(RECORDS):

>>

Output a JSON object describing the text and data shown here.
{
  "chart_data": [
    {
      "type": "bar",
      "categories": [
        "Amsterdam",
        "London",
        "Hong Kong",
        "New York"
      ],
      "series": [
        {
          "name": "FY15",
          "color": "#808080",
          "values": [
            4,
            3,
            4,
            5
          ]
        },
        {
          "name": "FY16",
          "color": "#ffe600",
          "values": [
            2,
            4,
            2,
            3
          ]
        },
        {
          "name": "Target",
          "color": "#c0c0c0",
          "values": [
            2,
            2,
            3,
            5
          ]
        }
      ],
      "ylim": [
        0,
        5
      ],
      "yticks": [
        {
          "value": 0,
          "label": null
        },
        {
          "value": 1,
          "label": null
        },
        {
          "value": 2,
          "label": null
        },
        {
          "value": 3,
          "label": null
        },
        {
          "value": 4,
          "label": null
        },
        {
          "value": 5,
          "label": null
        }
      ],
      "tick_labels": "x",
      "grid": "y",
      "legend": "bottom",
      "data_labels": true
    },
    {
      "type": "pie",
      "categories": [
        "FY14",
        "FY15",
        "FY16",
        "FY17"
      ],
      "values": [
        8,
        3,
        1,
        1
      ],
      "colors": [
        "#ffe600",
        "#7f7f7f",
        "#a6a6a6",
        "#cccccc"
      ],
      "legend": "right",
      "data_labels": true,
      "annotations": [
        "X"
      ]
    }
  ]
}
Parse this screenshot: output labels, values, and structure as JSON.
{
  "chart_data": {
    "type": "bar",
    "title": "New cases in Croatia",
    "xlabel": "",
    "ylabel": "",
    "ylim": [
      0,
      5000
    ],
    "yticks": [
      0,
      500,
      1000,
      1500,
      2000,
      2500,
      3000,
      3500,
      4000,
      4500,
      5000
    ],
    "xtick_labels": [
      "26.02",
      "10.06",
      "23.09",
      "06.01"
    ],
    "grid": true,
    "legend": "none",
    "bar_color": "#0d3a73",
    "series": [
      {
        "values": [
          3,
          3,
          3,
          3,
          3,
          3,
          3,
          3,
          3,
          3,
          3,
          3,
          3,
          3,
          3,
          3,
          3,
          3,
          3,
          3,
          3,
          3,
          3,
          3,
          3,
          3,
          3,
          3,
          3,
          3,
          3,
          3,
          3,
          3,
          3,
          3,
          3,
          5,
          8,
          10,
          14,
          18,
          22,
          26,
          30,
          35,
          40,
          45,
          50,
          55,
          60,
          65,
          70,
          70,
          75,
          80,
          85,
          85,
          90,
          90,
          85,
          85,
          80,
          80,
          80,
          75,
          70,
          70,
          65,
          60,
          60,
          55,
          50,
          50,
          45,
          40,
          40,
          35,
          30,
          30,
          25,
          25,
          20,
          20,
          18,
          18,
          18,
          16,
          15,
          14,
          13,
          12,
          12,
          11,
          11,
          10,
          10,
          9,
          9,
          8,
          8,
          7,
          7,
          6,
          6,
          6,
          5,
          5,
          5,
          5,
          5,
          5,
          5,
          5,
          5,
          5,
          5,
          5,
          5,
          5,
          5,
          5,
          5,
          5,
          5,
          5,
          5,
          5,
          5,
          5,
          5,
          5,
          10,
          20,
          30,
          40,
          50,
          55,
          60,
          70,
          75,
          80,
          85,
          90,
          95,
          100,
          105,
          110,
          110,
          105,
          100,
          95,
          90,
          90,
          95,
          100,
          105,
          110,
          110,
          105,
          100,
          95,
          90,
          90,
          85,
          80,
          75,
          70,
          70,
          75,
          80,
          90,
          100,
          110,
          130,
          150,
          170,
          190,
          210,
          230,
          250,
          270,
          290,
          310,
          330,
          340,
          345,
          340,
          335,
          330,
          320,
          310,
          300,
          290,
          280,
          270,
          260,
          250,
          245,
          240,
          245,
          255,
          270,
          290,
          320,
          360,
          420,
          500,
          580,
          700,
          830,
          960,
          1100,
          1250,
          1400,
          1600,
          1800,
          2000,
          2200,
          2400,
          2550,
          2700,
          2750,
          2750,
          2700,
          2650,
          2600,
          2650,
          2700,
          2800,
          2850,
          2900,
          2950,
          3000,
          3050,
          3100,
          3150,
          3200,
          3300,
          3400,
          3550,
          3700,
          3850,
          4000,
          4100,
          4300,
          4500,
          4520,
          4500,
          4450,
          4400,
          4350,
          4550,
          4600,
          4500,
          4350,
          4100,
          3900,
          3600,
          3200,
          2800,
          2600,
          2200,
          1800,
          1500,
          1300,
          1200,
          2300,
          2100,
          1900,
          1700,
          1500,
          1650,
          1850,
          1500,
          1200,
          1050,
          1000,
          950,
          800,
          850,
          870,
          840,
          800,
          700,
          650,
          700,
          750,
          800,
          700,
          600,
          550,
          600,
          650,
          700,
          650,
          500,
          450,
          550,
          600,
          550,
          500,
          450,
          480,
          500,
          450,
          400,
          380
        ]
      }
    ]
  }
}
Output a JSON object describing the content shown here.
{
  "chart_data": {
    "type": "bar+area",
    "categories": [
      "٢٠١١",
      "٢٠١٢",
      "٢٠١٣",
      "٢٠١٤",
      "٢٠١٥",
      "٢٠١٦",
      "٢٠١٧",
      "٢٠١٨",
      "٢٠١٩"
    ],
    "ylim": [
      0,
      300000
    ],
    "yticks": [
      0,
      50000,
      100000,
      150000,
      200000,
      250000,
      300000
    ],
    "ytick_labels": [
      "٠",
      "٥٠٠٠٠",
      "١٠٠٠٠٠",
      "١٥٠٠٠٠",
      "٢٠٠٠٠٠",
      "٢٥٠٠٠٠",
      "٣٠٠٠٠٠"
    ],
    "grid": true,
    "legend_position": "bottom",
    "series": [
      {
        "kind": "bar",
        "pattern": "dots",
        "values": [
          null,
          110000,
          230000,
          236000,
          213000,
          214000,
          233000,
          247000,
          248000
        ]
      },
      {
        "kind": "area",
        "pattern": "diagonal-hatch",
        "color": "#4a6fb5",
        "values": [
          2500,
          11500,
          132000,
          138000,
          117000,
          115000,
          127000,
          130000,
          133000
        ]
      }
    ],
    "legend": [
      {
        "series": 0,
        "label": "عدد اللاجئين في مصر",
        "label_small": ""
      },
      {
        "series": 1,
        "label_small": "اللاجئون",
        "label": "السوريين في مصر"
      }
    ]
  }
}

<<

(TASK DESCRIPTION): In the listing, how many lines hold "describing"? Answer with a bare number.

(ANSWER TO THIS EXERCISE): 2